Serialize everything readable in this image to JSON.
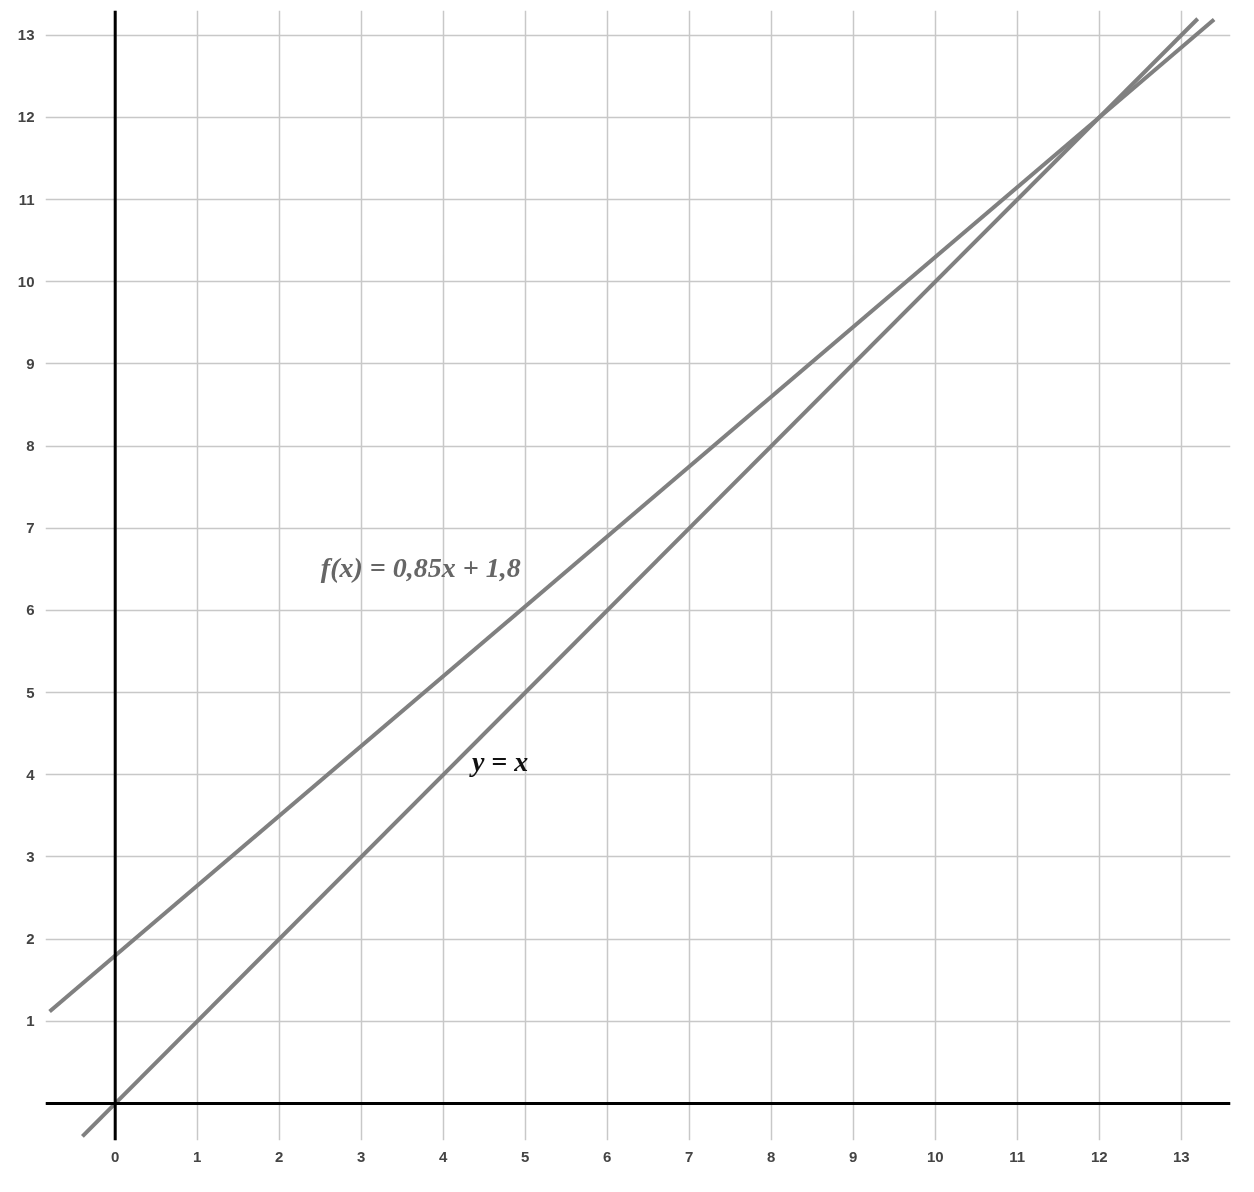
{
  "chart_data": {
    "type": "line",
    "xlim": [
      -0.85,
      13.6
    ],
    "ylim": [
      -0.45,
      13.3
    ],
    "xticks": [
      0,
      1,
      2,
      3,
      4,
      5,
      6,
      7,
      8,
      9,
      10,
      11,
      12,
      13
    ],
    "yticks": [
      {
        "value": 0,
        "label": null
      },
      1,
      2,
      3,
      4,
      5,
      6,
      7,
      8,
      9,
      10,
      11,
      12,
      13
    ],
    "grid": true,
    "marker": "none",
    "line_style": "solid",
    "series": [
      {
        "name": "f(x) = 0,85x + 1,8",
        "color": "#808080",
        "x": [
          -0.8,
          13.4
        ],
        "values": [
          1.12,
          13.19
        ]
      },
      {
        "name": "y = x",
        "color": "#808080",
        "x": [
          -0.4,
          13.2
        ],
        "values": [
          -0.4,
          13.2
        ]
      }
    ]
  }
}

Challenge:
Word for word, quote the lines above. Omit the pictures.

The response:
Serialize everything readable in this image to JSON.
{
  "chart_data": {
    "type": "line",
    "xlim": [
      -0.85,
      13.6
    ],
    "ylim": [
      -0.45,
      13.3
    ],
    "xticks": [
      0,
      1,
      2,
      3,
      4,
      5,
      6,
      7,
      8,
      9,
      10,
      11,
      12,
      13
    ],
    "yticks": [
      {
        "value": 0,
        "label": null
      },
      1,
      2,
      3,
      4,
      5,
      6,
      7,
      8,
      9,
      10,
      11,
      12,
      13
    ],
    "grid": true,
    "marker": "none",
    "line_style": "solid",
    "series": [
      {
        "name": "f(x) = 0,85x + 1,8",
        "color": "#808080",
        "x": [
          -0.8,
          13.4
        ],
        "values": [
          1.12,
          13.19
        ]
      },
      {
        "name": "y = x",
        "color": "#808080",
        "x": [
          -0.4,
          13.2
        ],
        "values": [
          -0.4,
          13.2
        ]
      }
    ]
  }
}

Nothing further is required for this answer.